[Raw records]
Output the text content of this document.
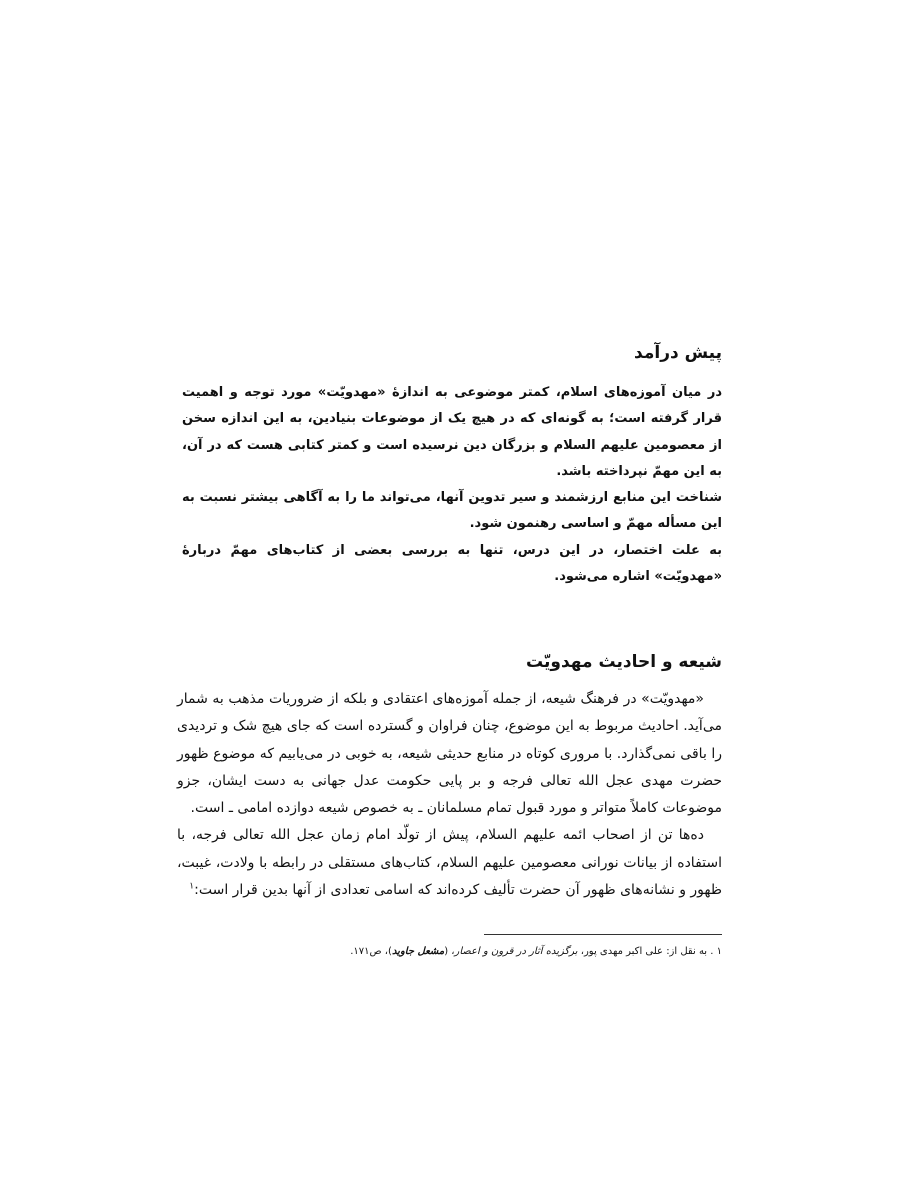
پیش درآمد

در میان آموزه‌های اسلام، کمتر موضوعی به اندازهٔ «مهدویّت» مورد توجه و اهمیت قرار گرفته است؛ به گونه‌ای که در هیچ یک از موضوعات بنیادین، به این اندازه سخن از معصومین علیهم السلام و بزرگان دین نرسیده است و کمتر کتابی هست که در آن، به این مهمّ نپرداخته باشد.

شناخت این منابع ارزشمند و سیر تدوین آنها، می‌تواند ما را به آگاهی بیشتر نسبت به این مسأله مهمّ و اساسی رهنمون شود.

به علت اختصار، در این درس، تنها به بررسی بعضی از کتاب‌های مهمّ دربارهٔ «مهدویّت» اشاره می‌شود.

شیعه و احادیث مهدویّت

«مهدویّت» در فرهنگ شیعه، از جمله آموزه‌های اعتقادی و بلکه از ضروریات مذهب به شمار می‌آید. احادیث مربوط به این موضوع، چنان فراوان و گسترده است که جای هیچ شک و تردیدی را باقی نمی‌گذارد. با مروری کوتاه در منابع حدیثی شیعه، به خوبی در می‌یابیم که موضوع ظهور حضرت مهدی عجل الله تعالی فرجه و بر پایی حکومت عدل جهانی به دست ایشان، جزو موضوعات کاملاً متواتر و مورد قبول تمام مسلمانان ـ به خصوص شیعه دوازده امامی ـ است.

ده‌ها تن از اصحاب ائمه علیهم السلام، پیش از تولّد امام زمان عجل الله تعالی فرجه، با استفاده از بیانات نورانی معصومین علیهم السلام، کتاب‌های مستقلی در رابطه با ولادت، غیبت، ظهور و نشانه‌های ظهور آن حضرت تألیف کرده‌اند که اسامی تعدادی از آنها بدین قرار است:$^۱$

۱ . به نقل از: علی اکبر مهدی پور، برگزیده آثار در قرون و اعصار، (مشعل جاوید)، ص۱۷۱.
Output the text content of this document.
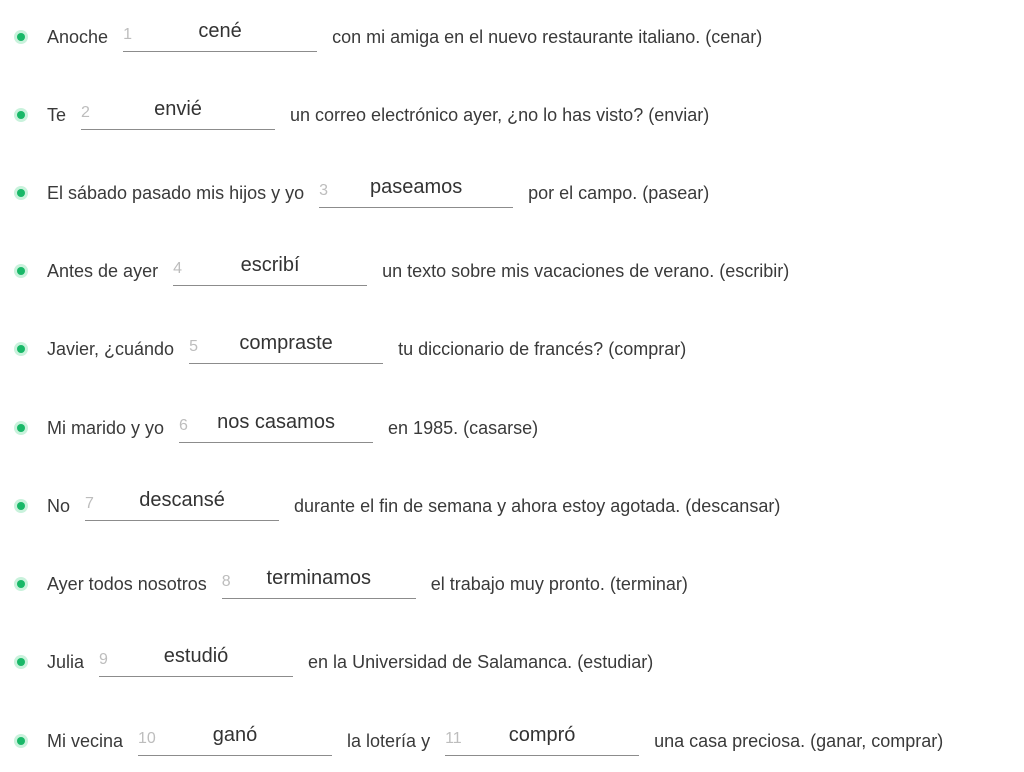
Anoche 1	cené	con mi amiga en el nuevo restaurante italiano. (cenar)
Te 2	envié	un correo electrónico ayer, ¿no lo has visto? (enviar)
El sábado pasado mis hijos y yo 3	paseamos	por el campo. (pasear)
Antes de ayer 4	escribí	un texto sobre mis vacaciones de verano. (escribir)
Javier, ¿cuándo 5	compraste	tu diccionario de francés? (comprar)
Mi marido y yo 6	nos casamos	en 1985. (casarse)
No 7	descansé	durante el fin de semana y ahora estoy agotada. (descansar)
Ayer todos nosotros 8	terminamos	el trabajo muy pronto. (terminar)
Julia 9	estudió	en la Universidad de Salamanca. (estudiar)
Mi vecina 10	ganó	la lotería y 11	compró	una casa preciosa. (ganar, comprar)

Given problem
Output the data exactly. Pictures don't belong in the result.

Worked answer
Output the text content of this document.
پیش درآمد

در میان آموزه‌های اسلام، کمتر موضوعی به اندازهٔ «مهدویّت» مورد توجه و اهمیت قرار گرفته است؛ به گونه‌ای که در هیچ یک از موضوعات بنیادین، به این اندازه سخن از معصومین علیهم السلام و بزرگان دین نرسیده است و کمتر کتابی هست که در آن، به این مهمّ نپرداخته باشد.

شناخت این منابع ارزشمند و سیر تدوین آنها، می‌تواند ما را به آگاهی بیشتر نسبت به این مسأله مهمّ و اساسی رهنمون شود.

به علت اختصار، در این درس، تنها به بررسی بعضی از کتاب‌های مهمّ دربارهٔ «مهدویّت» اشاره می‌شود.

شیعه و احادیث مهدویّت

«مهدویّت» در فرهنگ شیعه، از جمله آموزه‌های اعتقادی و بلکه از ضروریات مذهب به شمار می‌آید. احادیث مربوط به این موضوع، چنان فراوان و گسترده است که جای هیچ شک و تردیدی را باقی نمی‌گذارد. با مروری کوتاه در منابع حدیثی شیعه، به خوبی در می‌یابیم که موضوع ظهور حضرت مهدی عجل الله تعالی فرجه و بر پایی حکومت عدل جهانی به دست ایشان، جزو موضوعات کاملاً متواتر و مورد قبول تمام مسلمانان ـ به خصوص شیعه دوازده امامی ـ است.

ده‌ها تن از اصحاب ائمه علیهم السلام، پیش از تولّد امام زمان عجل الله تعالی فرجه، با استفاده از بیانات نورانی معصومین علیهم السلام، کتاب‌های مستقلی در رابطه با ولادت، غیبت، ظهور و نشانه‌های ظهور آن حضرت تألیف کرده‌اند که اسامی تعدادی از آنها بدین قرار است:$^۱$

۱ . به نقل از: علی اکبر مهدی پور، برگزیده آثار در قرون و اعصار، (مشعل جاوید)، ص۱۷۱.
Output the text content of this document.
Anoche 1	cené	con mi amiga en el nuevo restaurante italiano. (cenar)
Te 2	envié	un correo electrónico ayer, ¿no lo has visto? (enviar)
El sábado pasado mis hijos y yo 3	paseamos	por el campo. (pasear)
Antes de ayer 4	escribí	un texto sobre mis vacaciones de verano. (escribir)
Javier, ¿cuándo 5	compraste	tu diccionario de francés? (comprar)
Mi marido y yo 6	nos casamos	en 1985. (casarse)
No 7	descansé	durante el fin de semana y ahora estoy agotada. (descansar)
Ayer todos nosotros 8	terminamos	el trabajo muy pronto. (terminar)
Julia 9	estudió	en la Universidad de Salamanca. (estudiar)
Mi vecina 10	ganó	la lotería y 11	compró	una casa preciosa. (ganar, comprar)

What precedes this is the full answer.